**PÁGINA**
──────────────────────────────
Tras muchas dificultades debidas a su carácter deliberadamente
híbrido, Schwindel. Gefühle ( Vértigo ) halló un editor alemán, muy menor, en
1990. Sebald ha creado un género del que es único practicante: se trata de un
sutil entrelazamiento de autobiografía, crónica y ensayo que deriva
constantemente a lo que podría ser ficción sin que se aclare el status de la
narración ni el de las ilustraciones que, como borrosos recortes pegados en un
álbum familiar, tal vez la "documentan".
Los emigrantes y Los anillos de Saturno cimentaron la reputación de Sebald. En
años recientes, cantidad de premios literarios alemanes, vinculados todos ellos
a la tradición germana de la ilustración y de la disidencia, coronaron esa obra:
el de la ciudad de Berlín, los dedicados a la memoria de Heinrich Böll, de Joseph
Breitbach y, el más significativo, a la de Heinrich Heine. Un infarto lo
sorprendió hace dos semanas al volante de su automóvil, cerca de su hogar de
Norwich.
En el espléndidamente analítico idioma alemán, el duelo se llama Trauerarbeit ,
literalmente "trabajo de dolor, de luto". No se me ocurre mejor definición del
arte narrativo de W. G. Sebald, entendido como un minucioso, en apariencia
errático, sutilmente digresivo luto por la fugacidad de todas las cosas.
Un pathos particular impregna esta tarea, más intenso cuanto mayores son las
ambiciones con que individuos y gobiernos procuran derrotar esa fugacidad:
ruinas de palacios, escombros de fortalezas, paisajes corrompidos por utopías
industriales o mercantiles vuelven una y otra vez en los libros de Sebald como un
eco amplificado de tantas lápidas borroneadas en cementerios invadidos por la
maleza.
──────────────────────────────
**DATOS DISPONIBLES**
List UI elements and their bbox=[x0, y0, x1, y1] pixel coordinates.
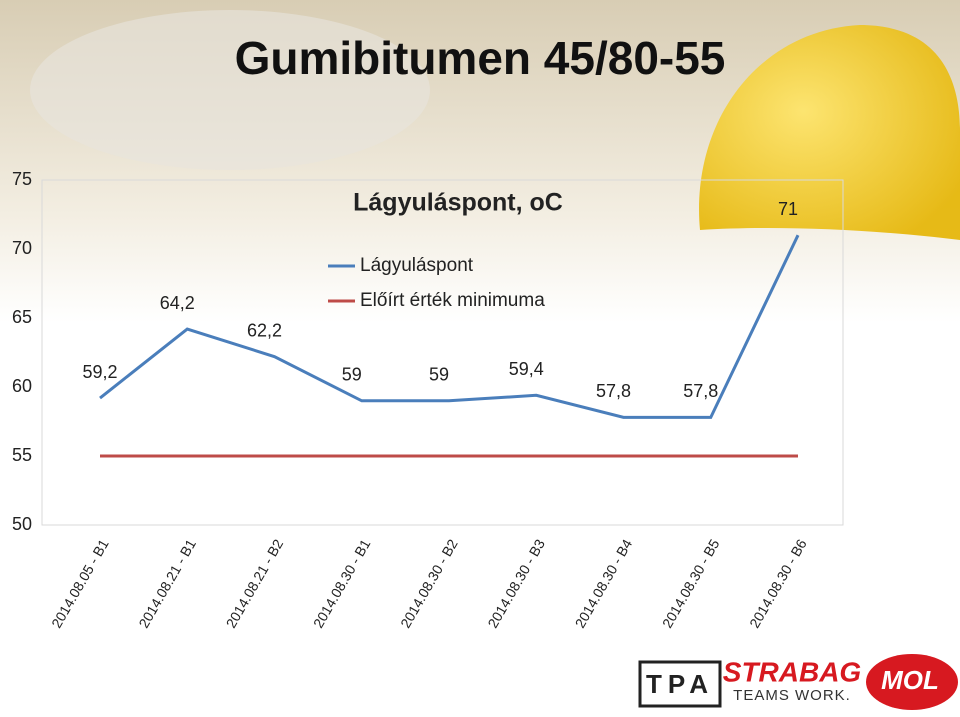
──────────────────────────────
**TAREAS DEL EJERCICIO**
A. Según el texto sobre Sebald, ¿cuál de los premios que recibió fue el más significativo?
B. Prosigue el texto sobre Sebald a partir de su última oración.

**RESPUESTAS EN ORDEN**
A. El dedicado a la memoria de Heinrich Heine.

B.
Austerlitz ha sido promovido por sus editores como "el más parecido a una
novela". Si recordamos que antes de la forma exigente elaborada por Flaubert y
James hubo espléndidas ficciones ajenas a ese canon, ya sean las de Cervantes,
Rabelais o Sterne, podemos leer como un elogio el desprecio de Valéry por el
género: "Tous les écarts lui appartiennent" ("Son suyos todos los desvíos"). El
lector de Sebald, en todo caso, busca en cada nuevo libro suyo ese inapresable
deslizamiento entre ficción y reflexión, entre lo narrativo y lo ensayístico en que
reconoce la voz propia del autor, como en el ambiguo status de las ilustraciones
intercaladas en el texto. Desteñidas fotos de familia, recortes de diarios, un
boleto de tren, que Sebald también ha convertido en marca de identidad, son
trampolines hacia lo imaginario antes que anclas en alguna "verídica" realidad,
como toda imagen que ha sobrevivido a su época y descubrimos desplazada de su
contexto original.
Ocurre que en Austerlitz aparece más visible la ordenación, el sistema de
digresiones constantes con que avanza el narrador-caminante, incorporando a su
relato encuentros fortuitos, descripciones, asociaciones libres entre paisajes,
lecturas y narraciones ¿secundarias? Más bien, ramificaciones incesantes cuyo
tronco el lector olvida hasta que una abrupta transición lo devuelve al sendero
que parecía perdido. La trama casi invisible de Los anillos de Saturno asocia
catástrofes públicas y desdichas privadas para iluminar esas "líneas de
sufrimiento" que el personaje Austerlitz reconoce a través de la Historia como su
único sentido. En Austerlitz hay una serie de encuentros, en distintas ciudades
europeas y por azares francamente improbables, entre el narrador-caminante y
un mismo personaje, de cuyas digresiones se convierte en testigo y transcriptor.
Esta unidad confiere al libro cierta ilusión de linealidad en medio de una
incesante profusión narrativa, y rescata al lector del vértigo que en Los anillos
de Saturno le provocaba el paso de La lección de anatomía de Rembrandt (¿a
quién sino a Sebald podía ocurrírsele investigar la identidad de Aris Kind, el
delincuente cuyo cuerpo es objeto de disección?) a Thomas Browne, autor de Urn
Burial , visitante contemporáneo del "teatro anatómico" del profesor Van Tulp. O
el paso del colapso de la industria pesquera en el Mar del Norte a Edward
Fitzgerald y a Chateaubriand, todos tocados, al ingresar en la trama de Sebald,
por un mismo sello de solitaria extravagancia y fatalidad.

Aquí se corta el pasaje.